▸ **次の課題**:
a. がん研究の歴史に関する文章にある一文「『日本は化学発がんの創始国』である。」を英語に翻訳してください。
b. がん研究の歴史に関する文章を、最後の文の後から書き継いでください。
[抜粋文]
2025年10月9日 順天堂大学院医学研究科博士課程『腫瘍医学』の講義【がん研究の最前線Cancer Research and Education:キーワード:・がん哲学・遺伝性がん・環境発がん:Keywords:・Cancer Philosophy・Hereditary Cancer・Environmental Cancer】に赴く。 10月6日の講義は【『イントロダクション Introduction』: 『「オーバービュー・がん研究の歴史:Carcinogenesis」キーワード:山極勝三郎(1863-1930)・吉田富三(1903-1973)・Knudson(1922-2016)】であった。
想えば、筆者は医学部を卒業して癌研で研究をスタートした。 米国アインシュタイン医科大学肝臓研究センター(ニューヨーク)留学(1984-1985)が与えられた。 その時の研究テーマは『化学物質による化学肝発がん & B型肝炎ウイルス(HBV)によるウイルス肝発がん機構』であった。 日本には、【山極勝三郎『人工発がん』(1915)、吉田富三『肝がん創成』(1932)】の業績がある。 『日本は化学発がんの創始国』である。 20世紀は『がんを作る』時代であった。 21世紀は『がんを遅らせる研究』で、再び日本は世界に貢献する時ではなかろうか!
[/抜粋文]
[データ抜粋]
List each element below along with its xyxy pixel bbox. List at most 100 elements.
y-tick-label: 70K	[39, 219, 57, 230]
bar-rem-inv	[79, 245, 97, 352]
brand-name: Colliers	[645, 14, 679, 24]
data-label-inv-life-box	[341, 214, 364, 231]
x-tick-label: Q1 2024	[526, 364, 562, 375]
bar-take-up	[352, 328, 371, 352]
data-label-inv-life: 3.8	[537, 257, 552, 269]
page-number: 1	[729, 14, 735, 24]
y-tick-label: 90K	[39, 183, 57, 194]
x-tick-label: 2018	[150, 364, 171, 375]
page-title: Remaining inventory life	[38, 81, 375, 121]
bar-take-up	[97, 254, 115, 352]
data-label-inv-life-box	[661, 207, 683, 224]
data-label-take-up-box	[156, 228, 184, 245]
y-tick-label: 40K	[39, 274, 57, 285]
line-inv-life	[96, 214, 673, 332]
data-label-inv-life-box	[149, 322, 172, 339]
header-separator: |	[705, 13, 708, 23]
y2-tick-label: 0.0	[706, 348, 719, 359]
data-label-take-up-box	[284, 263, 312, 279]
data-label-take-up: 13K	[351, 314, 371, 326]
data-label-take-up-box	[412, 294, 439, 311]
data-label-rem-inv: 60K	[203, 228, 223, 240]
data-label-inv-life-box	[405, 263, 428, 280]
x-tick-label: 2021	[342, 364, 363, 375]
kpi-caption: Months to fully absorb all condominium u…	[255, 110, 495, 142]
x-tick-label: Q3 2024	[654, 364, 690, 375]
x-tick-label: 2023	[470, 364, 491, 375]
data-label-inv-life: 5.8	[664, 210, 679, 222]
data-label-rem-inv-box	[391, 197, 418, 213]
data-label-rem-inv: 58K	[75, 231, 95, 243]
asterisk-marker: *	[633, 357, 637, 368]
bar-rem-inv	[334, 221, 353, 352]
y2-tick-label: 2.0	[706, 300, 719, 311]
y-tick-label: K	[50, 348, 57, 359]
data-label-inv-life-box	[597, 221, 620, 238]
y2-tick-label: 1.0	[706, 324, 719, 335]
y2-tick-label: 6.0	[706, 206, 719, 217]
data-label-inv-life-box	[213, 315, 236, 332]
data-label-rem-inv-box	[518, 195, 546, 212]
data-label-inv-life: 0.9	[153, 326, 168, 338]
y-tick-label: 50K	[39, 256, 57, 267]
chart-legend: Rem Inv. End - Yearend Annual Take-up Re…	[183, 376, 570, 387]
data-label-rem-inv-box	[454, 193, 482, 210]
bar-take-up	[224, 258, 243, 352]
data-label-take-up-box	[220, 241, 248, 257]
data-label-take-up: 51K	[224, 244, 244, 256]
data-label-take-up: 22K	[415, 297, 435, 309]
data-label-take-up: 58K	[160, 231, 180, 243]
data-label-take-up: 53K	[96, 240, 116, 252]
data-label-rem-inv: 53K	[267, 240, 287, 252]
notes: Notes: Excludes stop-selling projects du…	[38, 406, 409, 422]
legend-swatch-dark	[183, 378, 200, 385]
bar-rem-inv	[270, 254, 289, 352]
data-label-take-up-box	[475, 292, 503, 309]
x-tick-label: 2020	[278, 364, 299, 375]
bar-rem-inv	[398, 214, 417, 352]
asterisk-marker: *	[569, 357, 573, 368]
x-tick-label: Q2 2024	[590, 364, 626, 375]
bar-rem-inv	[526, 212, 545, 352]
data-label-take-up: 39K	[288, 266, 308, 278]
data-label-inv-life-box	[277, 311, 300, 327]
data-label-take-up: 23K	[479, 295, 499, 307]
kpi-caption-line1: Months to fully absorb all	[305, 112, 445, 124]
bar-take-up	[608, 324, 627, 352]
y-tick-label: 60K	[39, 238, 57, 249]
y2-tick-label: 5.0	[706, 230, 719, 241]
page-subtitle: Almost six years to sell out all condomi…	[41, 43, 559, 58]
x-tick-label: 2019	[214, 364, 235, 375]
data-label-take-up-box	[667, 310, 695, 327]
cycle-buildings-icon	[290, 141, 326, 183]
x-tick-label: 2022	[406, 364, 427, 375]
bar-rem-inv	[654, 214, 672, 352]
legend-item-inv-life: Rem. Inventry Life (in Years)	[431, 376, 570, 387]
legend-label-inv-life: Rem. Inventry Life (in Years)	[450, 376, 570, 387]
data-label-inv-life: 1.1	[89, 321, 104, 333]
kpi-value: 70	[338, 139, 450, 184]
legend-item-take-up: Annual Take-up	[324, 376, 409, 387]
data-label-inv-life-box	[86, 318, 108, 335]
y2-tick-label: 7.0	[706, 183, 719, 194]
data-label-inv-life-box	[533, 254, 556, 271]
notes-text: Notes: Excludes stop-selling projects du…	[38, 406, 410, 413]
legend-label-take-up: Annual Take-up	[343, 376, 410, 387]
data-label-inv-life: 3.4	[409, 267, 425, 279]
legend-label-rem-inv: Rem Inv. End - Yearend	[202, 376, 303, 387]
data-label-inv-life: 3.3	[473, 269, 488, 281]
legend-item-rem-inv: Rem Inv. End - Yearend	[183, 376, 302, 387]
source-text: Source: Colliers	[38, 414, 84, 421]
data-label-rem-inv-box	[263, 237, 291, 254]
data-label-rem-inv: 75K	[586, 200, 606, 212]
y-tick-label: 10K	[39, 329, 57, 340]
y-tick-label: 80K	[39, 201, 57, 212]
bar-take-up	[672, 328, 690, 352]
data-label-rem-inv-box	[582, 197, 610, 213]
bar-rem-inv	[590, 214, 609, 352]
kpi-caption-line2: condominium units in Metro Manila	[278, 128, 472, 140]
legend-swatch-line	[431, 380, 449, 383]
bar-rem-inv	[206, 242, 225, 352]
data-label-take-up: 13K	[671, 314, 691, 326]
[/データ抜粋]
▸ **本演習の解答**:
a. Japan is the founding country of chemical carcinogenesis.

b.
さらに米国フォクスチェース癌センター(フィラデルフィア)の留学時代(1989-1991)に『遺伝性がんの父:Knudson博士』との出会いが与えられ『遺伝性がん研究』へと進み、その流れから発見した遺伝子から『中皮腫診断キット』を開発した。 2005年の『クボタ・ショック』の直後、思わぬ展開となり 順天堂大学で本邦初の『アスベスト・中皮腫外来開設』となった。
『アスベスト・中皮腫外来』で、医療者と患者の『対話』の重要性を認識し、『がん研究』で得られた科学的思考を持って、【『がん』に哲学的な考え方を取り入れていくという立場で医療現場と患者の間にある『隙間』を埋め、対話の中で病気の不安や悩みの解消を図るために、 2008年に順天堂大学で『がん哲学外来(Cancer Philosophy Clinic)開設』】(添付)に繋がるとは、自分の思いを超えた まさに『見えざる手の導き』を実感する日々でもある。 本当に『不思議な人生体験の連続』である。